Dataset listings of figures:
## START
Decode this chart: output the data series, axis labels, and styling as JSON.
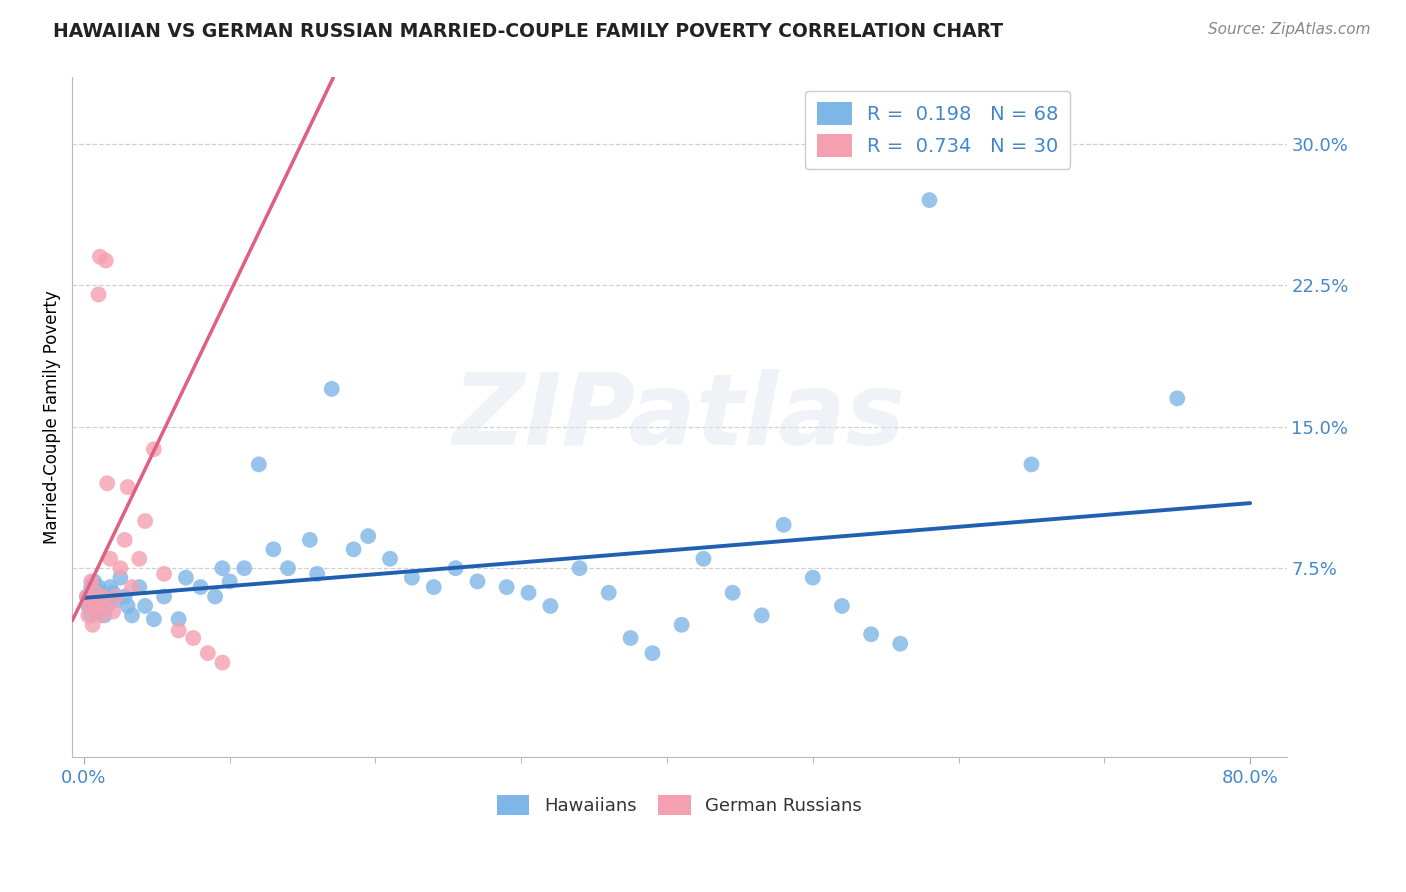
{
  "title": "HAWAIIAN VS GERMAN RUSSIAN MARRIED-COUPLE FAMILY POVERTY CORRELATION CHART",
  "source": "Source: ZipAtlas.com",
  "ylabel": "Married-Couple Family Poverty",
  "xlim": [
    -0.008,
    0.825
  ],
  "ylim": [
    -0.025,
    0.335
  ],
  "ytick_positions": [
    0.075,
    0.15,
    0.225,
    0.3
  ],
  "yticklabels": [
    "7.5%",
    "15.0%",
    "22.5%",
    "30.0%"
  ],
  "xtick_major": [
    0.0,
    0.8
  ],
  "xtick_minor": [
    0.1,
    0.2,
    0.3,
    0.4,
    0.5,
    0.6,
    0.7
  ],
  "xticklabels_major": [
    "0.0%",
    "80.0%"
  ],
  "grid_color": "#cccccc",
  "background_color": "#ffffff",
  "hawaiian_color": "#7EB6E8",
  "german_russian_color": "#F4A0B0",
  "hawaiian_line_color": "#2060B0",
  "german_russian_line_color": "#E06080",
  "R_hawaiian": 0.198,
  "N_hawaiian": 68,
  "R_german_russian": 0.734,
  "N_german_russian": 30,
  "legend_text_color": "#4488CC",
  "watermark": "ZIPatlas",
  "hawaiian_x": [
    0.002,
    0.003,
    0.004,
    0.005,
    0.005,
    0.006,
    0.007,
    0.007,
    0.008,
    0.009,
    0.01,
    0.011,
    0.012,
    0.013,
    0.014,
    0.015,
    0.016,
    0.017,
    0.018,
    0.02,
    0.022,
    0.025,
    0.028,
    0.03,
    0.033,
    0.038,
    0.042,
    0.048,
    0.055,
    0.065,
    0.07,
    0.08,
    0.09,
    0.095,
    0.1,
    0.11,
    0.12,
    0.13,
    0.14,
    0.155,
    0.16,
    0.17,
    0.185,
    0.195,
    0.21,
    0.225,
    0.24,
    0.255,
    0.27,
    0.29,
    0.305,
    0.32,
    0.34,
    0.36,
    0.375,
    0.39,
    0.41,
    0.425,
    0.445,
    0.465,
    0.48,
    0.5,
    0.52,
    0.54,
    0.56,
    0.58,
    0.65,
    0.75
  ],
  "hawaiian_y": [
    0.06,
    0.055,
    0.058,
    0.065,
    0.05,
    0.062,
    0.055,
    0.068,
    0.06,
    0.052,
    0.065,
    0.058,
    0.062,
    0.055,
    0.05,
    0.06,
    0.055,
    0.058,
    0.065,
    0.062,
    0.058,
    0.07,
    0.06,
    0.055,
    0.05,
    0.065,
    0.055,
    0.048,
    0.06,
    0.048,
    0.07,
    0.065,
    0.06,
    0.075,
    0.068,
    0.075,
    0.13,
    0.085,
    0.075,
    0.09,
    0.072,
    0.17,
    0.085,
    0.092,
    0.08,
    0.07,
    0.065,
    0.075,
    0.068,
    0.065,
    0.062,
    0.055,
    0.075,
    0.062,
    0.038,
    0.03,
    0.045,
    0.08,
    0.062,
    0.05,
    0.098,
    0.07,
    0.055,
    0.04,
    0.035,
    0.27,
    0.13,
    0.165
  ],
  "german_russian_x": [
    0.002,
    0.003,
    0.004,
    0.005,
    0.006,
    0.007,
    0.008,
    0.009,
    0.01,
    0.011,
    0.012,
    0.013,
    0.014,
    0.015,
    0.016,
    0.018,
    0.02,
    0.022,
    0.025,
    0.028,
    0.03,
    0.033,
    0.038,
    0.042,
    0.048,
    0.055,
    0.065,
    0.075,
    0.085,
    0.095
  ],
  "german_russian_y": [
    0.06,
    0.05,
    0.055,
    0.068,
    0.045,
    0.058,
    0.062,
    0.055,
    0.22,
    0.24,
    0.05,
    0.06,
    0.055,
    0.238,
    0.12,
    0.08,
    0.052,
    0.06,
    0.075,
    0.09,
    0.118,
    0.065,
    0.08,
    0.1,
    0.138,
    0.072,
    0.042,
    0.038,
    0.03,
    0.025
  ]
}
## END
Your objective: Omit every picture while copying the listing above exactly.

Correct output:
Decode this chart: output the data series, axis labels, and styling as JSON.
{
  "title": "HAWAIIAN VS GERMAN RUSSIAN MARRIED-COUPLE FAMILY POVERTY CORRELATION CHART",
  "source": "Source: ZipAtlas.com",
  "ylabel": "Married-Couple Family Poverty",
  "xlim": [
    -0.008,
    0.825
  ],
  "ylim": [
    -0.025,
    0.335
  ],
  "ytick_positions": [
    0.075,
    0.15,
    0.225,
    0.3
  ],
  "yticklabels": [
    "7.5%",
    "15.0%",
    "22.5%",
    "30.0%"
  ],
  "xtick_major": [
    0.0,
    0.8
  ],
  "xtick_minor": [
    0.1,
    0.2,
    0.3,
    0.4,
    0.5,
    0.6,
    0.7
  ],
  "xticklabels_major": [
    "0.0%",
    "80.0%"
  ],
  "grid_color": "#cccccc",
  "background_color": "#ffffff",
  "hawaiian_color": "#7EB6E8",
  "german_russian_color": "#F4A0B0",
  "hawaiian_line_color": "#2060B0",
  "german_russian_line_color": "#E06080",
  "R_hawaiian": 0.198,
  "N_hawaiian": 68,
  "R_german_russian": 0.734,
  "N_german_russian": 30,
  "legend_text_color": "#4488CC",
  "watermark": "ZIPatlas",
  "hawaiian_x": [
    0.002,
    0.003,
    0.004,
    0.005,
    0.005,
    0.006,
    0.007,
    0.007,
    0.008,
    0.009,
    0.01,
    0.011,
    0.012,
    0.013,
    0.014,
    0.015,
    0.016,
    0.017,
    0.018,
    0.02,
    0.022,
    0.025,
    0.028,
    0.03,
    0.033,
    0.038,
    0.042,
    0.048,
    0.055,
    0.065,
    0.07,
    0.08,
    0.09,
    0.095,
    0.1,
    0.11,
    0.12,
    0.13,
    0.14,
    0.155,
    0.16,
    0.17,
    0.185,
    0.195,
    0.21,
    0.225,
    0.24,
    0.255,
    0.27,
    0.29,
    0.305,
    0.32,
    0.34,
    0.36,
    0.375,
    0.39,
    0.41,
    0.425,
    0.445,
    0.465,
    0.48,
    0.5,
    0.52,
    0.54,
    0.56,
    0.58,
    0.65,
    0.75
  ],
  "hawaiian_y": [
    0.06,
    0.055,
    0.058,
    0.065,
    0.05,
    0.062,
    0.055,
    0.068,
    0.06,
    0.052,
    0.065,
    0.058,
    0.062,
    0.055,
    0.05,
    0.06,
    0.055,
    0.058,
    0.065,
    0.062,
    0.058,
    0.07,
    0.06,
    0.055,
    0.05,
    0.065,
    0.055,
    0.048,
    0.06,
    0.048,
    0.07,
    0.065,
    0.06,
    0.075,
    0.068,
    0.075,
    0.13,
    0.085,
    0.075,
    0.09,
    0.072,
    0.17,
    0.085,
    0.092,
    0.08,
    0.07,
    0.065,
    0.075,
    0.068,
    0.065,
    0.062,
    0.055,
    0.075,
    0.062,
    0.038,
    0.03,
    0.045,
    0.08,
    0.062,
    0.05,
    0.098,
    0.07,
    0.055,
    0.04,
    0.035,
    0.27,
    0.13,
    0.165
  ],
  "german_russian_x": [
    0.002,
    0.003,
    0.004,
    0.005,
    0.006,
    0.007,
    0.008,
    0.009,
    0.01,
    0.011,
    0.012,
    0.013,
    0.014,
    0.015,
    0.016,
    0.018,
    0.02,
    0.022,
    0.025,
    0.028,
    0.03,
    0.033,
    0.038,
    0.042,
    0.048,
    0.055,
    0.065,
    0.075,
    0.085,
    0.095
  ],
  "german_russian_y": [
    0.06,
    0.05,
    0.055,
    0.068,
    0.045,
    0.058,
    0.062,
    0.055,
    0.22,
    0.24,
    0.05,
    0.06,
    0.055,
    0.238,
    0.12,
    0.08,
    0.052,
    0.06,
    0.075,
    0.09,
    0.118,
    0.065,
    0.08,
    0.1,
    0.138,
    0.072,
    0.042,
    0.038,
    0.03,
    0.025
  ]
}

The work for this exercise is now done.